All entries below are to be set down again, identical to the source.

* BEGIN DATA EXTRACT *

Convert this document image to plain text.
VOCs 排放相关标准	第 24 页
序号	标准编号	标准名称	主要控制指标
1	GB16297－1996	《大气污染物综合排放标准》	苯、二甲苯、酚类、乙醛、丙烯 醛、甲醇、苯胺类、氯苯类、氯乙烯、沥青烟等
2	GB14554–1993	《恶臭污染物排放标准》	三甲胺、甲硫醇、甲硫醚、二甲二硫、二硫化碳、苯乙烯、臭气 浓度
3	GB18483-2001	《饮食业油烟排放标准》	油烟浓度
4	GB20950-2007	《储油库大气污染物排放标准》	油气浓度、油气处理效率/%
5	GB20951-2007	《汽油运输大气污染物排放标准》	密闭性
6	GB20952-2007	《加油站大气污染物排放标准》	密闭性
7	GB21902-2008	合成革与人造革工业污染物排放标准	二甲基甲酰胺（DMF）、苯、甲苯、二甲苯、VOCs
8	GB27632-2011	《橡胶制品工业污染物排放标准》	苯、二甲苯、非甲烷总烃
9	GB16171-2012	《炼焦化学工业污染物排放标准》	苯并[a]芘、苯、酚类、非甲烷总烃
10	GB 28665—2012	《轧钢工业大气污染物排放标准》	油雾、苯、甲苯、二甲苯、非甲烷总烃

* END DATA EXTRACT *

THE RESULT ::
Convert this document image to plain text.
VOCs 排放相关标准	第 24 页
序号	标准编号	标准名称	主要控制指标
1	GB16297－1996	《大气污染物综合排放标准》	苯、二甲苯、酚类、乙醛、丙烯 醛、甲醇、苯胺类、氯苯类、氯乙烯、沥青烟等
2	GB14554–1993	《恶臭污染物排放标准》	三甲胺、甲硫醇、甲硫醚、二甲二硫、二硫化碳、苯乙烯、臭气 浓度
3	GB18483-2001	《饮食业油烟排放标准》	油烟浓度
4	GB20950-2007	《储油库大气污染物排放标准》	油气浓度、油气处理效率/%
5	GB20951-2007	《汽油运输大气污染物排放标准》	密闭性
6	GB20952-2007	《加油站大气污染物排放标准》	密闭性
7	GB21902-2008	合成革与人造革工业污染物排放标准	二甲基甲酰胺（DMF）、苯、甲苯、二甲苯、VOCs
8	GB27632-2011	《橡胶制品工业污染物排放标准》	苯、二甲苯、非甲烷总烃
9	GB16171-2012	《炼焦化学工业污染物排放标准》	苯并[a]芘、苯、酚类、非甲烷总烃
10	GB 28665—2012	《轧钢工业大气污染物排放标准》	油雾、苯、甲苯、二甲苯、非甲烷总烃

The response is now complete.